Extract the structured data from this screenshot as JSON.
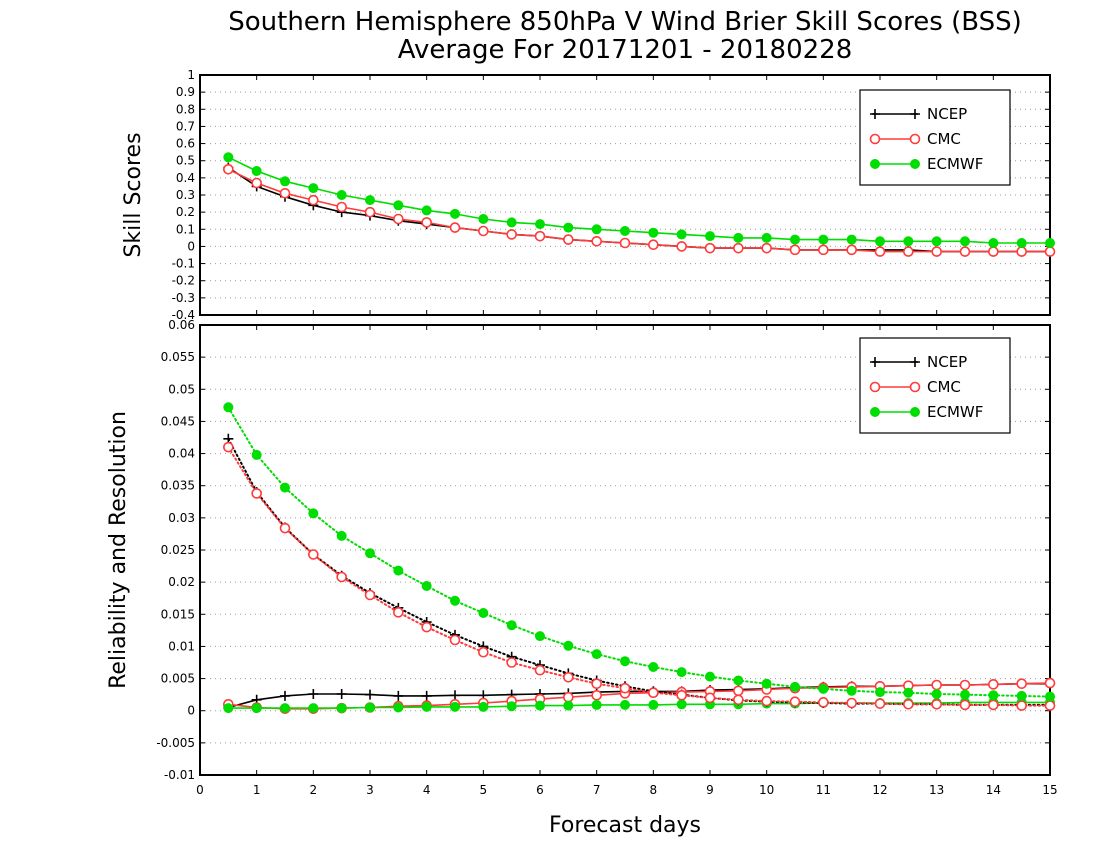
{
  "title_line1": "Southern Hemisphere 850hPa V Wind Brier Skill Scores (BSS)",
  "title_line2": "Average For 20171201 - 20180228",
  "xlabel": "Forecast days",
  "chart_data": [
    {
      "type": "line",
      "panel": "top",
      "ylabel": "Skill Scores",
      "xlim": [
        0,
        15
      ],
      "ylim": [
        -0.4,
        1
      ],
      "x_ticks": [
        0,
        1,
        2,
        3,
        4,
        5,
        6,
        7,
        8,
        9,
        10,
        11,
        12,
        13,
        14,
        15
      ],
      "y_ticks": [
        -0.4,
        -0.3,
        -0.2,
        -0.1,
        0,
        0.1,
        0.2,
        0.3,
        0.4,
        0.5,
        0.6,
        0.7,
        0.8,
        0.9,
        1
      ],
      "y_tick_labels": [
        "-0.4",
        "-0.3",
        "-0.2",
        "-0.1",
        "0",
        "0.1",
        "0.2",
        "0.3",
        "0.4",
        "0.5",
        "0.6",
        "0.7",
        "0.8",
        "0.9",
        "1"
      ],
      "grid": "horizontal dotted",
      "legend_position": "top-right",
      "x": [
        0.5,
        1,
        1.5,
        2,
        2.5,
        3,
        3.5,
        4,
        4.5,
        5,
        5.5,
        6,
        6.5,
        7,
        7.5,
        8,
        8.5,
        9,
        9.5,
        10,
        10.5,
        11,
        11.5,
        12,
        12.5,
        13,
        13.5,
        14,
        14.5,
        15
      ],
      "series": [
        {
          "name": "NCEP",
          "color": "#000000",
          "marker": "plus",
          "style": "solid",
          "values": [
            0.46,
            0.35,
            0.29,
            0.24,
            0.2,
            0.18,
            0.15,
            0.13,
            0.11,
            0.09,
            0.07,
            0.06,
            0.04,
            0.03,
            0.02,
            0.01,
            0,
            -0.01,
            -0.01,
            -0.01,
            -0.02,
            -0.02,
            -0.02,
            -0.02,
            -0.02,
            -0.03,
            -0.03,
            -0.03,
            -0.03,
            -0.03
          ]
        },
        {
          "name": "CMC",
          "color": "#ff3b3b",
          "marker": "open-circle",
          "style": "solid",
          "values": [
            0.45,
            0.37,
            0.31,
            0.27,
            0.23,
            0.2,
            0.16,
            0.14,
            0.11,
            0.09,
            0.07,
            0.06,
            0.04,
            0.03,
            0.02,
            0.01,
            0,
            -0.01,
            -0.01,
            -0.01,
            -0.02,
            -0.02,
            -0.02,
            -0.03,
            -0.03,
            -0.03,
            -0.03,
            -0.03,
            -0.03,
            -0.03
          ]
        },
        {
          "name": "ECMWF",
          "color": "#00dd00",
          "marker": "filled-circle",
          "style": "solid",
          "values": [
            0.52,
            0.44,
            0.38,
            0.34,
            0.3,
            0.27,
            0.24,
            0.21,
            0.19,
            0.16,
            0.14,
            0.13,
            0.11,
            0.1,
            0.09,
            0.08,
            0.07,
            0.06,
            0.05,
            0.05,
            0.04,
            0.04,
            0.04,
            0.03,
            0.03,
            0.03,
            0.03,
            0.02,
            0.02,
            0.02
          ]
        }
      ]
    },
    {
      "type": "line",
      "panel": "bottom",
      "ylabel": "Reliability and Resolution",
      "xlim": [
        0,
        15
      ],
      "ylim": [
        -0.01,
        0.06
      ],
      "x_ticks": [
        0,
        1,
        2,
        3,
        4,
        5,
        6,
        7,
        8,
        9,
        10,
        11,
        12,
        13,
        14,
        15
      ],
      "y_ticks": [
        -0.01,
        -0.005,
        0,
        0.005,
        0.01,
        0.015,
        0.02,
        0.025,
        0.03,
        0.035,
        0.04,
        0.045,
        0.05,
        0.055,
        0.06
      ],
      "y_tick_labels": [
        "-0.01",
        "-0.005",
        "0",
        "0.005",
        "0.01",
        "0.015",
        "0.02",
        "0.025",
        "0.03",
        "0.035",
        "0.04",
        "0.045",
        "0.05",
        "0.055",
        "0.06"
      ],
      "grid": "horizontal dotted",
      "legend_position": "top-right",
      "x": [
        0.5,
        1,
        1.5,
        2,
        2.5,
        3,
        3.5,
        4,
        4.5,
        5,
        5.5,
        6,
        6.5,
        7,
        7.5,
        8,
        8.5,
        9,
        9.5,
        10,
        10.5,
        11,
        11.5,
        12,
        12.5,
        13,
        13.5,
        14,
        14.5,
        15
      ],
      "series": [
        {
          "name": "NCEP",
          "color": "#000000",
          "marker": "plus",
          "style": "solid",
          "values": [
            0.0005,
            0.0017,
            0.0023,
            0.0026,
            0.0026,
            0.0025,
            0.0023,
            0.0023,
            0.0024,
            0.0024,
            0.0025,
            0.0026,
            0.0027,
            0.0029,
            0.003,
            0.003,
            0.003,
            0.0032,
            0.0033,
            0.0034,
            0.0036,
            0.0037,
            0.0038,
            0.0038,
            0.0039,
            0.004,
            0.004,
            0.0041,
            0.0042,
            0.0042
          ]
        },
        {
          "name": "CMC",
          "color": "#ff3b3b",
          "marker": "open-circle",
          "style": "solid",
          "values": [
            0.001,
            0.0005,
            0.0003,
            0.0003,
            0.0004,
            0.0005,
            0.0007,
            0.0008,
            0.001,
            0.0012,
            0.0015,
            0.0018,
            0.0021,
            0.0024,
            0.0027,
            0.0028,
            0.0029,
            0.003,
            0.0031,
            0.0033,
            0.0035,
            0.0036,
            0.0037,
            0.0038,
            0.0039,
            0.004,
            0.004,
            0.0041,
            0.0042,
            0.0043
          ]
        },
        {
          "name": "ECMWF",
          "color": "#00dd00",
          "marker": "filled-circle",
          "style": "solid",
          "values": [
            0.0004,
            0.0004,
            0.0004,
            0.0004,
            0.0004,
            0.0005,
            0.0005,
            0.0006,
            0.0006,
            0.0006,
            0.0007,
            0.0008,
            0.0008,
            0.0009,
            0.0009,
            0.0009,
            0.001,
            0.001,
            0.001,
            0.0011,
            0.0011,
            0.0012,
            0.0012,
            0.0012,
            0.0012,
            0.0012,
            0.0013,
            0.0013,
            0.0013,
            0.0013
          ]
        },
        {
          "name": "",
          "legend_ref": "NCEP",
          "color": "#000000",
          "marker": "plus",
          "style": "dotted",
          "values": [
            0.0423,
            0.034,
            0.0285,
            0.0243,
            0.021,
            0.0183,
            0.016,
            0.0138,
            0.0118,
            0.01,
            0.0084,
            0.0071,
            0.0058,
            0.0047,
            0.0038,
            0.003,
            0.0025,
            0.002,
            0.0016,
            0.0014,
            0.0013,
            0.0012,
            0.0011,
            0.0011,
            0.001,
            0.001,
            0.0009,
            0.0009,
            0.0009,
            0.0009
          ]
        },
        {
          "name": "",
          "legend_ref": "CMC",
          "color": "#ff3b3b",
          "marker": "open-circle",
          "style": "dotted",
          "values": [
            0.041,
            0.0338,
            0.0284,
            0.0243,
            0.0208,
            0.018,
            0.0153,
            0.013,
            0.011,
            0.0091,
            0.0075,
            0.0063,
            0.0052,
            0.0042,
            0.0035,
            0.0028,
            0.0024,
            0.002,
            0.0017,
            0.0015,
            0.0014,
            0.0013,
            0.0012,
            0.0011,
            0.001,
            0.001,
            0.0009,
            0.0009,
            0.0008,
            0.0008
          ]
        },
        {
          "name": "",
          "legend_ref": "ECMWF",
          "color": "#00dd00",
          "marker": "filled-circle",
          "style": "dotted",
          "values": [
            0.0472,
            0.0398,
            0.0347,
            0.0307,
            0.0272,
            0.0245,
            0.0218,
            0.0194,
            0.0171,
            0.0152,
            0.0133,
            0.0116,
            0.0101,
            0.0088,
            0.0077,
            0.0068,
            0.006,
            0.0053,
            0.0047,
            0.0042,
            0.0037,
            0.0034,
            0.0031,
            0.0029,
            0.0028,
            0.0026,
            0.0025,
            0.0024,
            0.0023,
            0.0022
          ]
        }
      ]
    }
  ]
}
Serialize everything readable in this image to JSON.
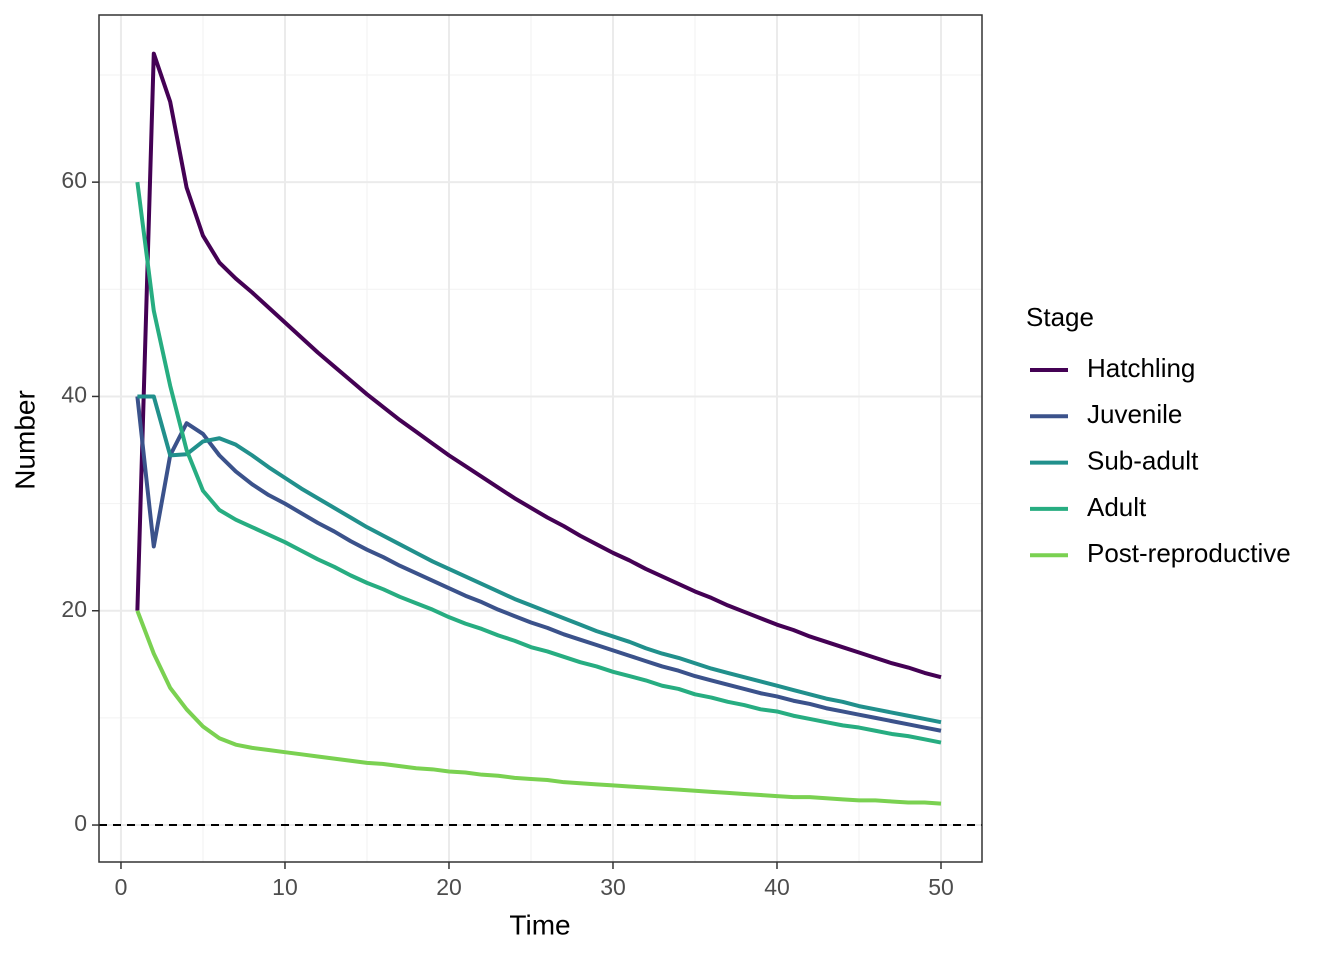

::::::

**TO DO:**
Every line in the data that holds "Skill" should be copied out.

**PROBLEM SOLUTION:**
  "title_line1": "Southern Hemisphere 850hPa V Wind Brier Skill Scores (BSS)",
      "ylabel": "Skill Scores",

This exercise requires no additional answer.